- Description of the task: Reproduce the line that contains "Read out every word on this page." and every line after it through the end of the records, exactly, with nothing added.

══════

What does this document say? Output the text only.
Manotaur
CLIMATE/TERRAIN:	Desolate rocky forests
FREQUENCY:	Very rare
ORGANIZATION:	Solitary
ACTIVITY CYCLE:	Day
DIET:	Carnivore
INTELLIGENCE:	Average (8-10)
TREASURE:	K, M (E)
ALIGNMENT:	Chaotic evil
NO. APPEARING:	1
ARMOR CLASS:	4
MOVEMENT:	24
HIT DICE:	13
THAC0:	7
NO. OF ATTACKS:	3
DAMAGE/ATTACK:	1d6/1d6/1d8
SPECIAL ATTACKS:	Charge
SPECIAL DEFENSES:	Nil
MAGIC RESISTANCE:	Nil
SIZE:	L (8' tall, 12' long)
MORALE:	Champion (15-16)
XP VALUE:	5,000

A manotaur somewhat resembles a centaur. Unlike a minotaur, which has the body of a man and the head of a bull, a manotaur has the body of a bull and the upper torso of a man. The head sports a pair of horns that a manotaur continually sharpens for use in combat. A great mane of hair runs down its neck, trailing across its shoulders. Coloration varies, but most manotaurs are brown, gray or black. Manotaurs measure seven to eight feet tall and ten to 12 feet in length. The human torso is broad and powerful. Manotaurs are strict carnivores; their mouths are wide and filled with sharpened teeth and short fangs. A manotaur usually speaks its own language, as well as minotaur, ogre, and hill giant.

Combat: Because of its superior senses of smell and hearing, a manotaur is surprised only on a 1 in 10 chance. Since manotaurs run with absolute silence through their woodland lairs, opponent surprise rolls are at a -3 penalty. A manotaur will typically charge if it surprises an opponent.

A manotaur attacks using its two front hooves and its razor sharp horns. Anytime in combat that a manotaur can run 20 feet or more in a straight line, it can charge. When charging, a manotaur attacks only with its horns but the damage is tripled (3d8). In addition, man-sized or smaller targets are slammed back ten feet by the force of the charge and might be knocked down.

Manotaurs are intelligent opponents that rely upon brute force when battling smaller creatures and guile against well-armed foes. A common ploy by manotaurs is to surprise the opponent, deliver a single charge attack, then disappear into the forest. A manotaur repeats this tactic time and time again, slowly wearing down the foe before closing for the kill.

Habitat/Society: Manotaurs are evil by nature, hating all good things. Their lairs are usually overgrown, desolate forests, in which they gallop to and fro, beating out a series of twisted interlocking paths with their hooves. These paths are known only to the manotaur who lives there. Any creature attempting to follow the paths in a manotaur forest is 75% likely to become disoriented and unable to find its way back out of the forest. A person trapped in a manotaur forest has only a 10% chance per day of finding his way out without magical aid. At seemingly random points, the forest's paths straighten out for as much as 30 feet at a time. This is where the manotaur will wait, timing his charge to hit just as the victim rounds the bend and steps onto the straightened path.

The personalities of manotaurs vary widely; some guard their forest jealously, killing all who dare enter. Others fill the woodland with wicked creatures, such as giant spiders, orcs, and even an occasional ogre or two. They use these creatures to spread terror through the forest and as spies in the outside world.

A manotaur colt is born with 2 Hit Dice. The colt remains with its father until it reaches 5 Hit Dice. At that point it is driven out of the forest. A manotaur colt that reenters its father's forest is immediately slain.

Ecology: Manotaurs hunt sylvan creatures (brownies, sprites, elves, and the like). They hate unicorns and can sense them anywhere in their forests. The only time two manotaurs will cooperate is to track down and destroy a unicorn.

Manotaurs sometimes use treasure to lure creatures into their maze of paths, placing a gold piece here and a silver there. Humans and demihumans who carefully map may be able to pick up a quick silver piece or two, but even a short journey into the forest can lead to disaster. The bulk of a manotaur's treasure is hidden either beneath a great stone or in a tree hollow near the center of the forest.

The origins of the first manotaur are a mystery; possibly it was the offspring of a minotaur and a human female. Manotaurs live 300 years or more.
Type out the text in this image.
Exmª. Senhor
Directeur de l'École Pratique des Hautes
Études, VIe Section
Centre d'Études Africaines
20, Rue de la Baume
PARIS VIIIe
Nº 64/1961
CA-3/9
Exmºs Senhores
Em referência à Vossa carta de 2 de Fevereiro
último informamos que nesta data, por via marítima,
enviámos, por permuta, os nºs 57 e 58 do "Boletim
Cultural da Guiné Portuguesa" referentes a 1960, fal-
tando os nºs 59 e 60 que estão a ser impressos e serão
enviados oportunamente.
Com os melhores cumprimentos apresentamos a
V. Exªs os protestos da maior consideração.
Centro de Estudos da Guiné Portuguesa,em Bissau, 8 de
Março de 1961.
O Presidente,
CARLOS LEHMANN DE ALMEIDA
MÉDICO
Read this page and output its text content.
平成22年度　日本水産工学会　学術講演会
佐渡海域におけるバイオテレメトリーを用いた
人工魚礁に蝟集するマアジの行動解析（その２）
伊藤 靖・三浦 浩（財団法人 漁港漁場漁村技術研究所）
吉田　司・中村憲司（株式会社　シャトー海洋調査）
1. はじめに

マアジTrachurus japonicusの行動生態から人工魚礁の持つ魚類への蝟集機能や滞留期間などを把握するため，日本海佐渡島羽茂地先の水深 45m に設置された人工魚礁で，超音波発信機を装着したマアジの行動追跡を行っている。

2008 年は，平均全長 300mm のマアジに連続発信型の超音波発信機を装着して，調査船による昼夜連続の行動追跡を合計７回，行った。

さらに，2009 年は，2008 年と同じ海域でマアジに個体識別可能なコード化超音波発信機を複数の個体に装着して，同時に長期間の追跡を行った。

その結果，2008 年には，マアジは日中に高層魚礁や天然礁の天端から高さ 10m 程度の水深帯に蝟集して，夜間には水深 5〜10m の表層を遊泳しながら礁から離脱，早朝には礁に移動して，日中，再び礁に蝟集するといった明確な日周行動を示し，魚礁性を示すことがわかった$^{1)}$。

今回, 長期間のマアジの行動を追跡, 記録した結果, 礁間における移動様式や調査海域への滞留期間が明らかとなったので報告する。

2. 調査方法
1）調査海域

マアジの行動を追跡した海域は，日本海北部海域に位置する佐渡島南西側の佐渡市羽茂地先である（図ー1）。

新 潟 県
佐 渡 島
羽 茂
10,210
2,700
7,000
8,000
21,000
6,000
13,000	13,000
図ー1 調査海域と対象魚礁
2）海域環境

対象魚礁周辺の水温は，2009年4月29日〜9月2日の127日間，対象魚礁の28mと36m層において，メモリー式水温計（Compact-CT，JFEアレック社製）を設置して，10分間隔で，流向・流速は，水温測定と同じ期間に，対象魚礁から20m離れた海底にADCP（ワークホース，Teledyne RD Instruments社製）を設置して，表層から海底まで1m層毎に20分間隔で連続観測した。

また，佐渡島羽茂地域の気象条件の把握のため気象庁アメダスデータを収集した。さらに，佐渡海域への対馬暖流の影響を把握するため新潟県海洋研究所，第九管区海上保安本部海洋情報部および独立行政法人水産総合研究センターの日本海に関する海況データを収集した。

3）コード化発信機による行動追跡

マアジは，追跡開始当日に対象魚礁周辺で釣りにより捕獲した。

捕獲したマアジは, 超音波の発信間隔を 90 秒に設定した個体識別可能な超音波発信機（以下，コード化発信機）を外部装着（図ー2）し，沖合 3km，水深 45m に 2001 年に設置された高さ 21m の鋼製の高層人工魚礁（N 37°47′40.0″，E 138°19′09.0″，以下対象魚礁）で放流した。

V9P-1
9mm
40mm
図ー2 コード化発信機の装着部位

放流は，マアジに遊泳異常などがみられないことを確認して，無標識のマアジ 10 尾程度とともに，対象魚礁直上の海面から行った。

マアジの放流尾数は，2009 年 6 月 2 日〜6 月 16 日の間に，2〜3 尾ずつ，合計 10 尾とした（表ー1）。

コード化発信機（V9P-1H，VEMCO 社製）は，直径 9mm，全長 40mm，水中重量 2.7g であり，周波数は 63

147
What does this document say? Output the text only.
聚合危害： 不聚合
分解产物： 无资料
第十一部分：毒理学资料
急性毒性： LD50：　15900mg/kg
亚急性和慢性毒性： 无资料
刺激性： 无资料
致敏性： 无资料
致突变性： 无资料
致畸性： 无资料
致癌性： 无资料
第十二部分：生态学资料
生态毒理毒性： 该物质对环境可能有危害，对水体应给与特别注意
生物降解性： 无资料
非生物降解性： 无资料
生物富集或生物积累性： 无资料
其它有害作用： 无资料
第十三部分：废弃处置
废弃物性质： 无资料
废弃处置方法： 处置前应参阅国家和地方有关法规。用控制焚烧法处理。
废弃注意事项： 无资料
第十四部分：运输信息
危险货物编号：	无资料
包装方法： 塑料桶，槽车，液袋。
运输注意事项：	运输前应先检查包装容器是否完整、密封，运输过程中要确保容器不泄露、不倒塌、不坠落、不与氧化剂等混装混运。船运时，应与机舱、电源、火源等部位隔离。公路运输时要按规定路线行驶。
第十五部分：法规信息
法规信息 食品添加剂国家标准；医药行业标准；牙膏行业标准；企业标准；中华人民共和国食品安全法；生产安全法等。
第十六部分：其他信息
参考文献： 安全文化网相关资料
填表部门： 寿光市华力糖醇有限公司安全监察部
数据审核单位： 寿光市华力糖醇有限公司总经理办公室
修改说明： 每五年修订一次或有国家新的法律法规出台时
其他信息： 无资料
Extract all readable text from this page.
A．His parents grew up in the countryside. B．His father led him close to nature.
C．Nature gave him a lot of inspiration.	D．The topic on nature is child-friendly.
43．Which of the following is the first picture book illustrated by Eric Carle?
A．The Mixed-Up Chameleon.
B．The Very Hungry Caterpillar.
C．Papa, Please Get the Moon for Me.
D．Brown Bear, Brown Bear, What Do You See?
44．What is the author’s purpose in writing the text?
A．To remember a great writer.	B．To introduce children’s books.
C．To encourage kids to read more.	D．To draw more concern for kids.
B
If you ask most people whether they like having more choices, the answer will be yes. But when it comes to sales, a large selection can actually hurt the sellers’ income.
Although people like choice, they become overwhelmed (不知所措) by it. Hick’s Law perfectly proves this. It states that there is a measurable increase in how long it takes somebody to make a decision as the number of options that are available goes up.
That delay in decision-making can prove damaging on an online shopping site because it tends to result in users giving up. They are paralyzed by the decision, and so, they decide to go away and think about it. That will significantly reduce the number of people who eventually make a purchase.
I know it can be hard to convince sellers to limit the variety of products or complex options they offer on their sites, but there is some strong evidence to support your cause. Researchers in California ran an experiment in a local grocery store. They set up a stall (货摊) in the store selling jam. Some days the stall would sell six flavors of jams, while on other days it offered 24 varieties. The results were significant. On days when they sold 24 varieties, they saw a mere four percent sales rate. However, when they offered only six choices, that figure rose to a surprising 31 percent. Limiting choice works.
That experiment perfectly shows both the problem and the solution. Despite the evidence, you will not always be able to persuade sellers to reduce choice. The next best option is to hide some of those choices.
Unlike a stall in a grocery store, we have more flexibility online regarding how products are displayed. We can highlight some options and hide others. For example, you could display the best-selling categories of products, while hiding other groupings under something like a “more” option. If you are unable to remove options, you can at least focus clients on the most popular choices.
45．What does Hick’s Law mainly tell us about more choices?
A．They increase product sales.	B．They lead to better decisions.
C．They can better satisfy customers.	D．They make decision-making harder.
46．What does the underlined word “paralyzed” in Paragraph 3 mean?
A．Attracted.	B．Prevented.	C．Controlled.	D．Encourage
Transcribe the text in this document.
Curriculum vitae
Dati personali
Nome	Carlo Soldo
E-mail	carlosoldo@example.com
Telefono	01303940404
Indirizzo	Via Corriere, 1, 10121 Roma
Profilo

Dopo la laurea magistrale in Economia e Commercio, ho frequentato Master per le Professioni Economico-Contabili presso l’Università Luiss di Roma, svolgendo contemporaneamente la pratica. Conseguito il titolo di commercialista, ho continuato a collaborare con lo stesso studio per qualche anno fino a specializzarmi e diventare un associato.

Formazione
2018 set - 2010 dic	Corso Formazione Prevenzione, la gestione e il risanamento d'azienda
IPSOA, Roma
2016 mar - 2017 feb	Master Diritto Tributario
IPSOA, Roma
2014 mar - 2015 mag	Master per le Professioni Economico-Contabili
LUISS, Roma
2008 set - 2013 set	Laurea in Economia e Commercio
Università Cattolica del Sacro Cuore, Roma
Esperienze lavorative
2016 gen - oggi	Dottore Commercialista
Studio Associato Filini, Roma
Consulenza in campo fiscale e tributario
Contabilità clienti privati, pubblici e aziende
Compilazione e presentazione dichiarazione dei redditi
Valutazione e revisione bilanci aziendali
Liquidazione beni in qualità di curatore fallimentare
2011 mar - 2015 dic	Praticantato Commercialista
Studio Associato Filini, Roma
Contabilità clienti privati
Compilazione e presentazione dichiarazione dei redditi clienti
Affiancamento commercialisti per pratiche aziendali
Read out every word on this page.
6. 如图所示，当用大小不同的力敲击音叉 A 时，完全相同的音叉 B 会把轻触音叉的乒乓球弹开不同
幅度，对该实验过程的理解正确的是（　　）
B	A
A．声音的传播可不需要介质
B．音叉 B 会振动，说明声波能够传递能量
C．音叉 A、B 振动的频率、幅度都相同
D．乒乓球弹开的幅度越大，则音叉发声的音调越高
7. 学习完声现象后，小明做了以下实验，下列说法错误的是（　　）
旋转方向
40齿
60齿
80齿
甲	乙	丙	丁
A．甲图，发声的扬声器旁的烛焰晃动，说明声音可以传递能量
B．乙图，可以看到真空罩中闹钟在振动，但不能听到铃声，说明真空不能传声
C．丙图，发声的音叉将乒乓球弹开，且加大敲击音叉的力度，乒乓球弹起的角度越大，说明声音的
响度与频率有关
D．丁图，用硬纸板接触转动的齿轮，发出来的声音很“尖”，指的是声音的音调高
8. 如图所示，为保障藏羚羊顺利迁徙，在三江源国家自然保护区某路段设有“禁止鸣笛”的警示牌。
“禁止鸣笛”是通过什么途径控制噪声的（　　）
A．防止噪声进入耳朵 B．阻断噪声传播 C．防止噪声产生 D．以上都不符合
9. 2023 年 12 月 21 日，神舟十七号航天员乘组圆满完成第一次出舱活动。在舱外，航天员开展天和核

══════

- Task answer:
Read out every word on this page.
6. 如图所示，当用大小不同的力敲击音叉 A 时，完全相同的音叉 B 会把轻触音叉的乒乓球弹开不同
幅度，对该实验过程的理解正确的是（　　）
B	A
A．声音的传播可不需要介质
B．音叉 B 会振动，说明声波能够传递能量
C．音叉 A、B 振动的频率、幅度都相同
D．乒乓球弹开的幅度越大，则音叉发声的音调越高
7. 学习完声现象后，小明做了以下实验，下列说法错误的是（　　）
旋转方向
40齿
60齿
80齿
甲	乙	丙	丁
A．甲图，发声的扬声器旁的烛焰晃动，说明声音可以传递能量
B．乙图，可以看到真空罩中闹钟在振动，但不能听到铃声，说明真空不能传声
C．丙图，发声的音叉将乒乓球弹开，且加大敲击音叉的力度，乒乓球弹起的角度越大，说明声音的
响度与频率有关
D．丁图，用硬纸板接触转动的齿轮，发出来的声音很“尖”，指的是声音的音调高
8. 如图所示，为保障藏羚羊顺利迁徙，在三江源国家自然保护区某路段设有“禁止鸣笛”的警示牌。
“禁止鸣笛”是通过什么途径控制噪声的（　　）
A．防止噪声进入耳朵 B．阻断噪声传播 C．防止噪声产生 D．以上都不符合
9. 2023 年 12 月 21 日，神舟十七号航天员乘组圆满完成第一次出舱活动。在舱外，航天员开展天和核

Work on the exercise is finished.